**Instructions for the task**
Gather the lines below that include the string "text", copying each in full.

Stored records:
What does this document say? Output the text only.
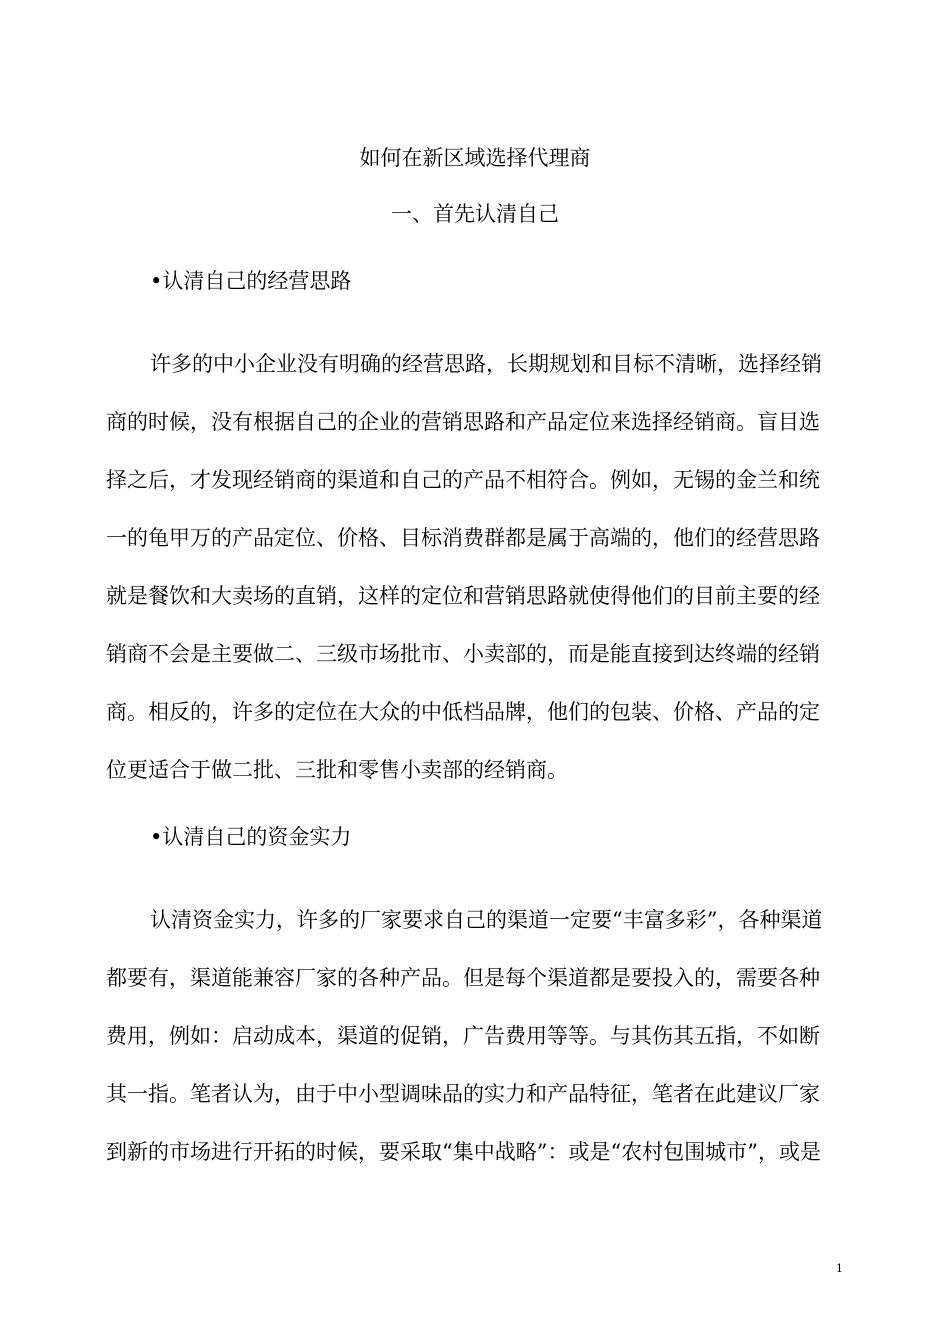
如何在新区域选择代理商
一、首先认清自己
•认清自己的经营思路
许多的中小企业没有明确的经营思路，长期规划和目标不清晰，选择经销
商的时候，没有根据自己的企业的营销思路和产品定位来选择经销商。盲目选
择之后，才发现经销商的渠道和自己的产品不相符合。例如，无锡的金兰和统
一的龟甲万的产品定位、价格、目标消费群都是属于高端的，他们的经营思路
就是餐饮和大卖场的直销，这样的定位和营销思路就使得他们的目前主要的经
销商不会是主要做二、三级市场批市、小卖部的，而是能直接到达终端的经销
商。相反的，许多的定位在大众的中低档品牌，他们的包装、价格、产品的定
位更适合于做二批、三批和零售小卖部的经销商。
•认清自己的资金实力
认清资金实力，许多的厂家要求自己的渠道一定要“丰富多彩”，各种渠道
都要有，渠道能兼容厂家的各种产品。但是每个渠道都是要投入的，需要各种
费用，例如：启动成本，渠道的促销，广告费用等等。与其伤其五指，不如断
其一指。笔者认为，由于中小型调味品的实力和产品特征，笔者在此建议厂家
到新的市场进行开拓的时候，要采取“集中战略”：或是“农村包围城市”，或是
1
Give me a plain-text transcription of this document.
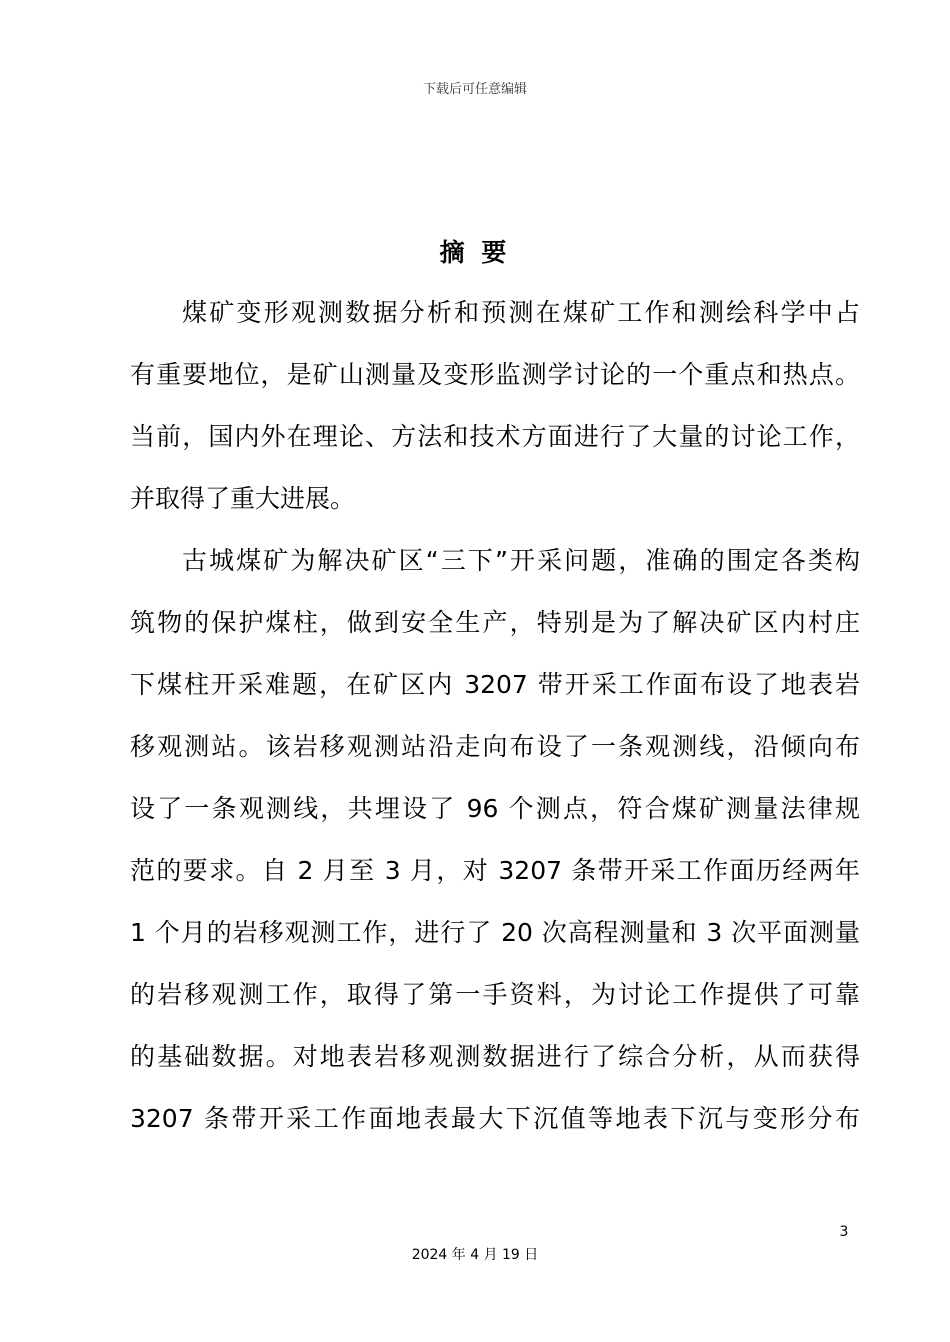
下载后可任意编辑
摘 要
煤矿变形观测数据分析和预测在煤矿工作和测绘科学中占
有重要地位，是矿山测量及变形监测学讨论的一个重点和热点。
当前，国内外在理论、方法和技术方面进行了大量的讨论工作，
并取得了重大进展。
古城煤矿为解决矿区“三下”开采问题，准确的围定各类构
筑物的保护煤柱，做到安全生产，特别是为了解决矿区内村庄
下煤柱开采难题，在矿区内 3207 带开采工作面布设了地表岩
移观测站。该岩移观测站沿走向布设了一条观测线，沿倾向布
设了一条观测线，共埋设了 96 个测点，符合煤矿测量法律规
范的要求。自 2 月至 3 月，对 3207 条带开采工作面历经两年
1 个月的岩移观测工作，进行了 20 次高程测量和 3 次平面测量
的岩移观测工作，取得了第一手资料，为讨论工作提供了可靠
的基础数据。对地表岩移观测数据进行了综合分析，从而获得
3207 条带开采工作面地表最大下沉值等地表下沉与变形分布
3
2024 年 4 月 19 日
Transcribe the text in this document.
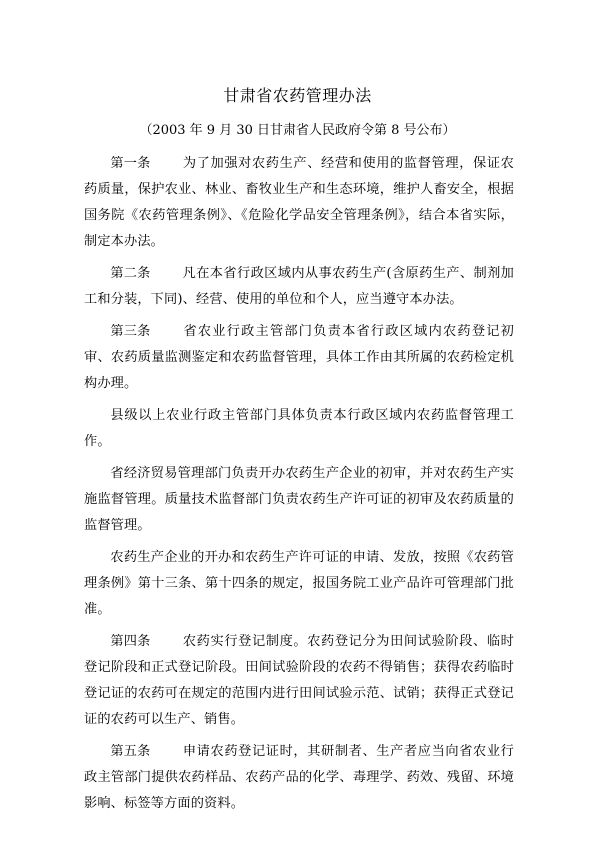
甘肃省农药管理办法
（2003 年 9 月 30 日甘肃省人民政府令第 8 号公布）

第一条 为了加强对农药生产、经营和使用的监督管理，保证农药质量，保护农业、林业、畜牧业生产和生态环境，维护人畜安全，根据国务院《农药管理条例》、《危险化学品安全管理条例》，结合本省实际，制定本办法。

第二条 凡在本省行政区域内从事农药生产(含原药生产、制剂加工和分装，下同)、经营、使用的单位和个人，应当遵守本办法。

第三条 省农业行政主管部门负责本省行政区域内农药登记初审、农药质量监测鉴定和农药监督管理，具体工作由其所属的农药检定机构办理。

县级以上农业行政主管部门具体负责本行政区域内农药监督管理工作。

省经济贸易管理部门负责开办农药生产企业的初审，并对农药生产实施监督管理。质量技术监督部门负责农药生产许可证的初审及农药质量的监督管理。

农药生产企业的开办和农药生产许可证的申请、发放，按照《农药管理条例》第十三条、第十四条的规定，报国务院工业产品许可管理部门批准。

第四条 农药实行登记制度。农药登记分为田间试验阶段、临时登记阶段和正式登记阶段。田间试验阶段的农药不得销售；获得农药临时登记证的农药可在规定的范围内进行田间试验示范、试销；获得正式登记证的农药可以生产、销售。

第五条 申请农药登记证时，其研制者、生产者应当向省农业行政主管部门提供农药样品、农药产品的化学、毒理学、药效、残留、环境影响、标签等方面的资料。
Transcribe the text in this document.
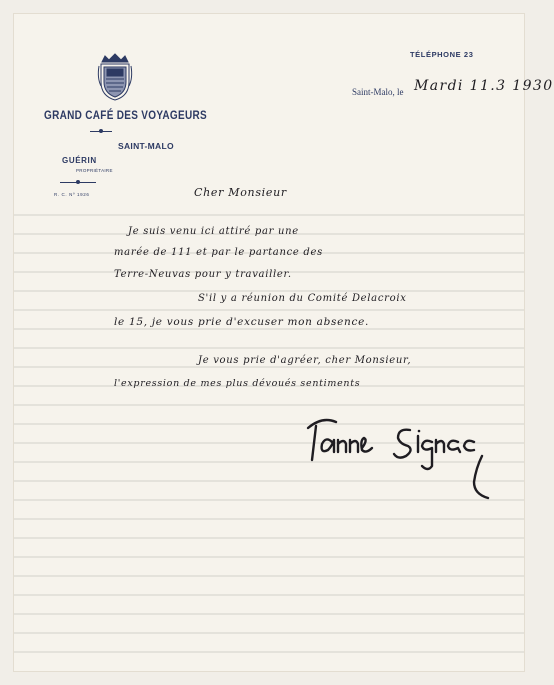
GRAND CAFÉ DES VOYAGEURS
SAINT-MALO
GUÉRIN
PROPRIÉTAIRE
R. C. Nº 1926
TÉLÉPHONE 23
Saint-Malo, le Mardi 11.3 1930
Cher Monsieur
Je suis venu ici attiré par une
marée de 111 et par le partance des
Terre-Neuvas pour y travailler.
S'il y a réunion du Comité Delacroix
le 15, je vous prie d'excuser mon absence.
Je vous prie d'agréer, cher Monsieur,
l'expression de mes plus dévoués sentiments
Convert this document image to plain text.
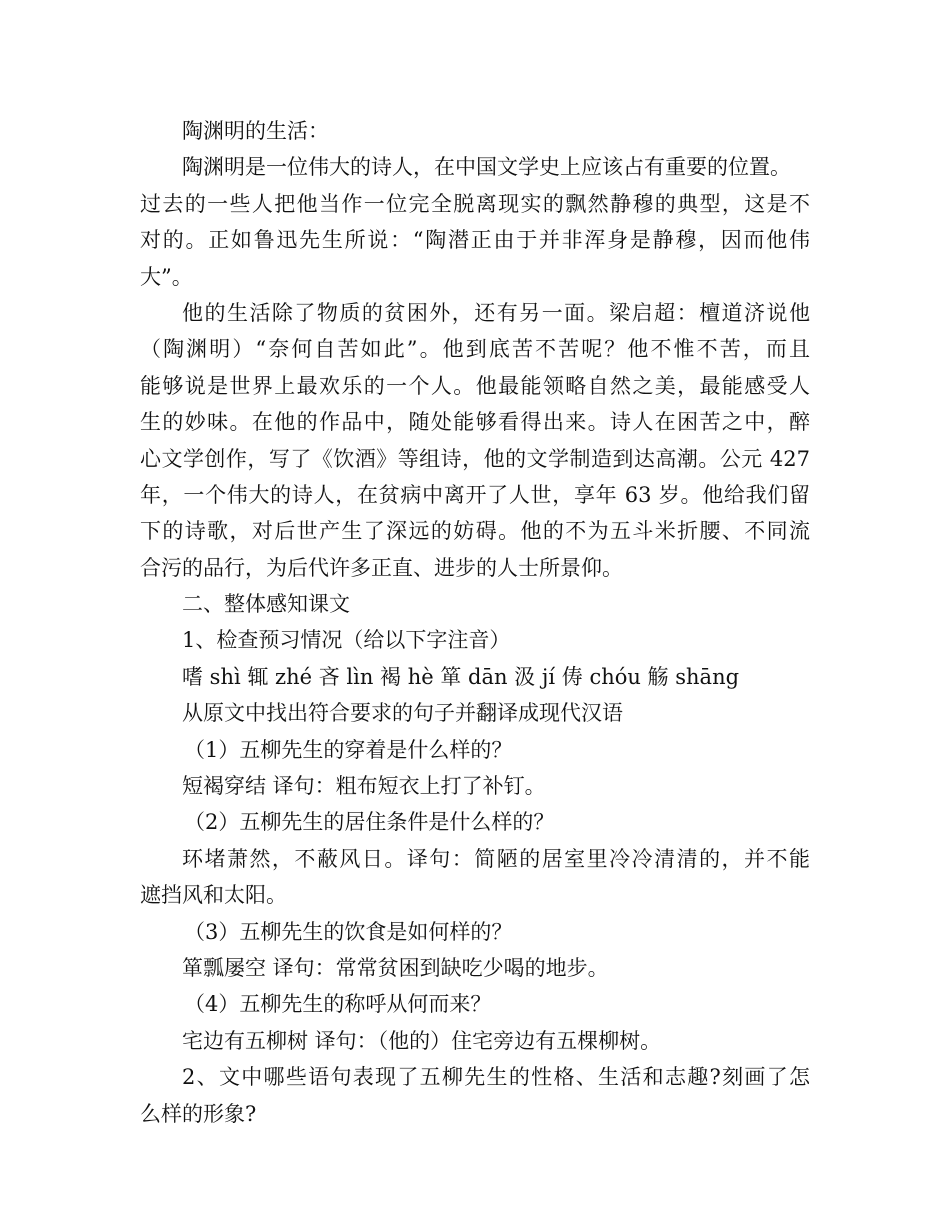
陶渊明的生活：
陶渊明是一位伟大的诗人，在中国文学史上应该占有重要的位置。
过去的一些人把他当作一位完全脱离现实的飘然静穆的典型，这是不
对的。正如鲁迅先生所说：“陶潜正由于并非浑身是静穆，因而他伟
大”。
他的生活除了物质的贫困外，还有另一面。梁启超：檀道济说他
（陶渊明）“奈何自苦如此”。他到底苦不苦呢？他不惟不苦，而且
能够说是世界上最欢乐的一个人。他最能领略自然之美，最能感受人
生的妙味。在他的作品中，随处能够看得出来。诗人在困苦之中，醉
心文学创作，写了《饮酒》等组诗，他的文学制造到达高潮。公元 427
年，一个伟大的诗人，在贫病中离开了人世，享年 63 岁。他给我们留
下的诗歌，对后世产生了深远的妨碍。他的不为五斗米折腰、不同流
合污的品行，为后代许多正直、进步的人士所景仰。
二、整体感知课文
1、检查预习情况（给以下字注音）
嗜 shì 辄 zhé 吝 lìn 褐 hè 箪 dān 汲 jí 俦 chóu 觞 shāng
从原文中找出符合要求的句子并翻译成现代汉语
（1）五柳先生的穿着是什么样的？
短褐穿结 译句：粗布短衣上打了补钉。
（2）五柳先生的居住条件是什么样的？
环堵萧然，不蔽风日。译句：简陋的居室里冷冷清清的，并不能
遮挡风和太阳。
（3）五柳先生的饮食是如何样的？
箪瓢屡空 译句：常常贫困到缺吃少喝的地步。
（4）五柳先生的称呼从何而来？
宅边有五柳树 译句：（他的）住宅旁边有五棵柳树。
2、文中哪些语句表现了五柳先生的性格、生活和志趣?刻画了怎
么样的形象?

**Answer to the exercise**
What does this document say? Output the text only.
Give me a plain-text transcription of this document.
Transcribe the text in this document.
Transcribe the text in this document.
Convert this document image to plain text.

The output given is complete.